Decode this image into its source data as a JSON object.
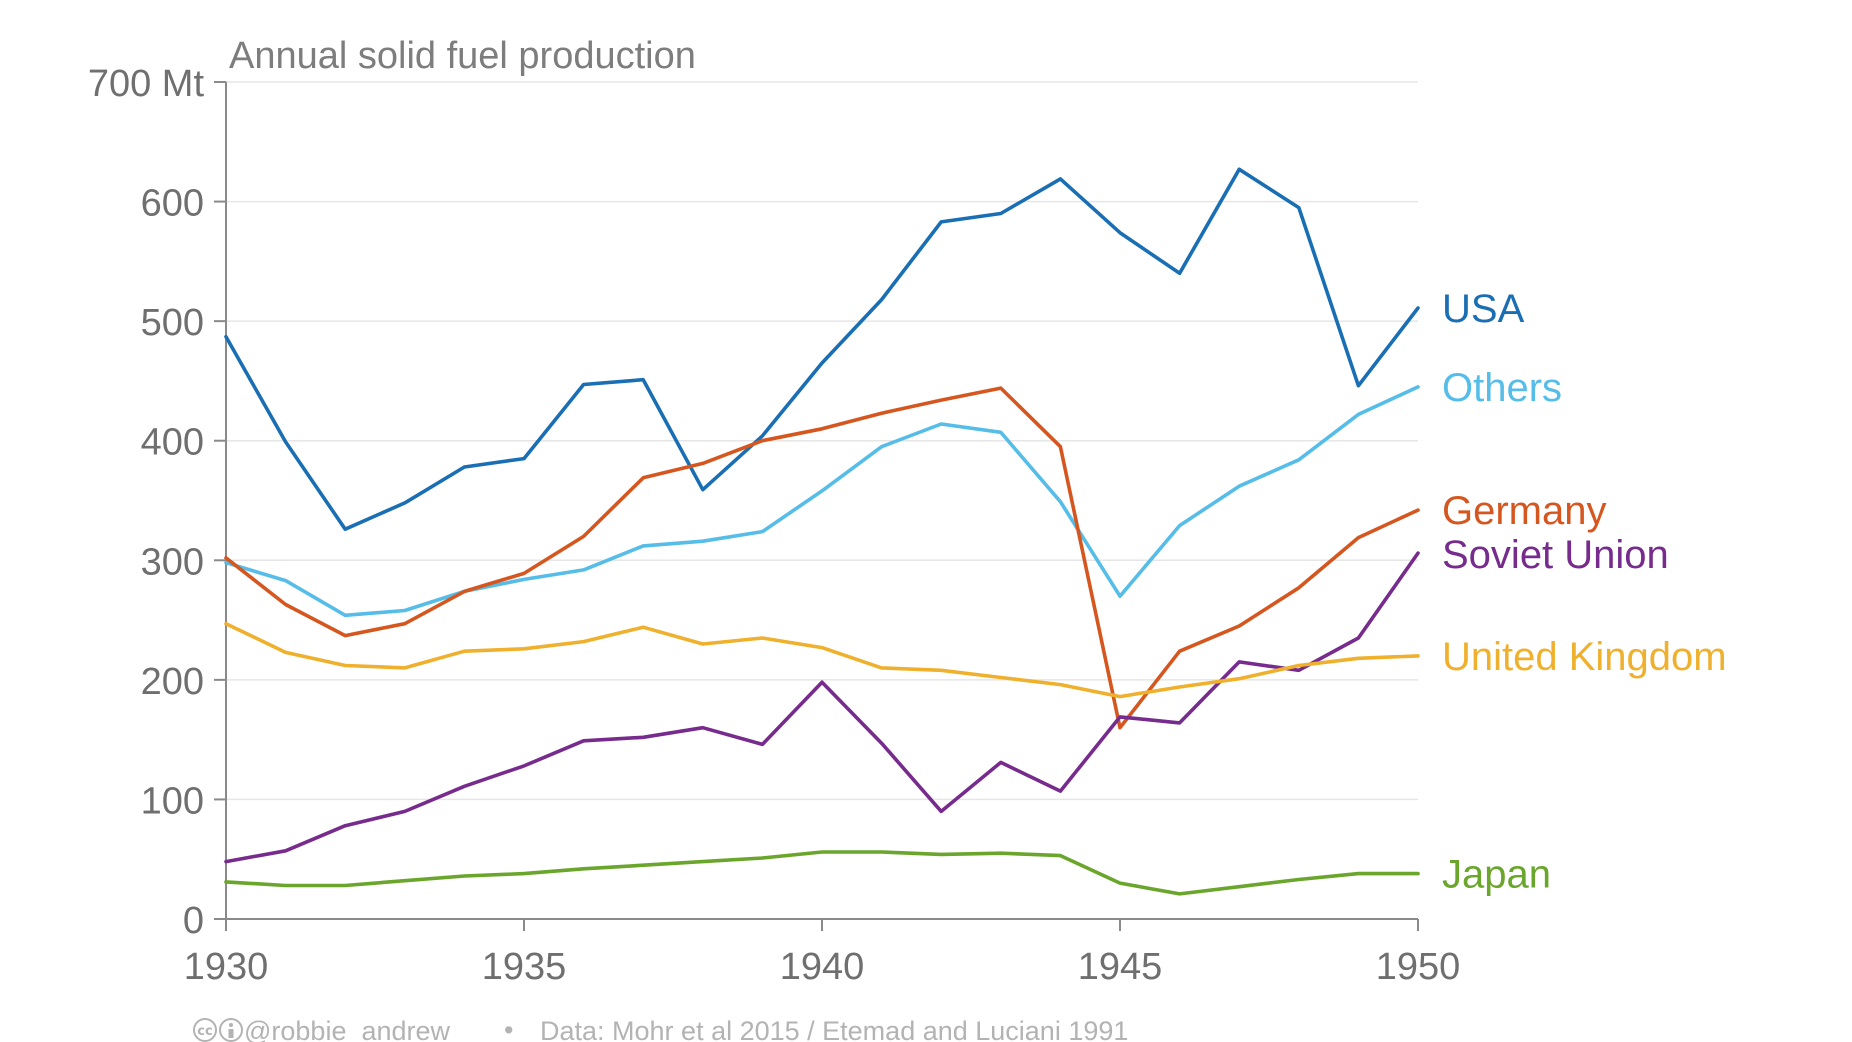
{
  "chart_data": {
    "type": "line",
    "title": "Annual solid fuel production",
    "xlabel": "",
    "ylabel": "",
    "x": [
      1930,
      1931,
      1932,
      1933,
      1934,
      1935,
      1936,
      1937,
      1938,
      1939,
      1940,
      1941,
      1942,
      1943,
      1944,
      1945,
      1946,
      1947,
      1948,
      1949,
      1950
    ],
    "xlim": [
      1930,
      1950
    ],
    "ylim": [
      0,
      700
    ],
    "x_ticks": [
      "1930",
      "1935",
      "1940",
      "1945",
      "1950"
    ],
    "x_tick_values": [
      1930,
      1935,
      1940,
      1945,
      1950
    ],
    "y_ticks": [
      "0",
      "100",
      "200",
      "300",
      "400",
      "500",
      "600",
      "700 Mt"
    ],
    "y_tick_values": [
      0,
      100,
      200,
      300,
      400,
      500,
      600,
      700
    ],
    "grid": "horizontal",
    "legend": "direct labels at right end",
    "series": [
      {
        "name": "USA",
        "color": "#1a6fb4",
        "values": [
          487,
          399,
          326,
          348,
          378,
          385,
          447,
          451,
          359,
          404,
          465,
          518,
          583,
          590,
          619,
          574,
          540,
          627,
          595,
          446,
          511
        ]
      },
      {
        "name": "Others",
        "color": "#55bde8",
        "values": [
          298,
          283,
          254,
          258,
          274,
          284,
          292,
          312,
          316,
          324,
          358,
          395,
          414,
          407,
          349,
          270,
          329,
          362,
          384,
          422,
          445
        ]
      },
      {
        "name": "Germany",
        "color": "#d5571f",
        "values": [
          302,
          263,
          237,
          247,
          274,
          289,
          320,
          369,
          381,
          400,
          410,
          423,
          434,
          444,
          395,
          160,
          224,
          245,
          277,
          319,
          342
        ]
      },
      {
        "name": "Soviet Union",
        "color": "#772b8d",
        "values": [
          48,
          57,
          78,
          90,
          111,
          128,
          149,
          152,
          160,
          146,
          198,
          147,
          90,
          131,
          107,
          169,
          164,
          215,
          208,
          235,
          306
        ]
      },
      {
        "name": "United Kingdom",
        "color": "#efb12d",
        "values": [
          247,
          223,
          212,
          210,
          224,
          226,
          232,
          244,
          230,
          235,
          227,
          210,
          208,
          202,
          196,
          186,
          194,
          201,
          212,
          218,
          220
        ]
      },
      {
        "name": "Japan",
        "color": "#6aa62c",
        "values": [
          31,
          28,
          28,
          32,
          36,
          38,
          42,
          45,
          48,
          51,
          56,
          56,
          54,
          55,
          53,
          30,
          21,
          27,
          33,
          38,
          38
        ]
      }
    ]
  },
  "footer": {
    "handle": "@robbie_andrew",
    "separator": "•",
    "source": "Data: Mohr et al 2015 / Etemad and Luciani 1991",
    "icons": [
      "cc-icon",
      "by-icon"
    ]
  }
}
-- -- --
## EXERCISE AIM
Gather up, from the records above, each line where the word "color" appears.

## THE COMPLETED TASK
        "color": "#1a6fb4",
        "color": "#55bde8",
        "color": "#d5571f",
        "color": "#772b8d",
        "color": "#efb12d",
        "color": "#6aa62c",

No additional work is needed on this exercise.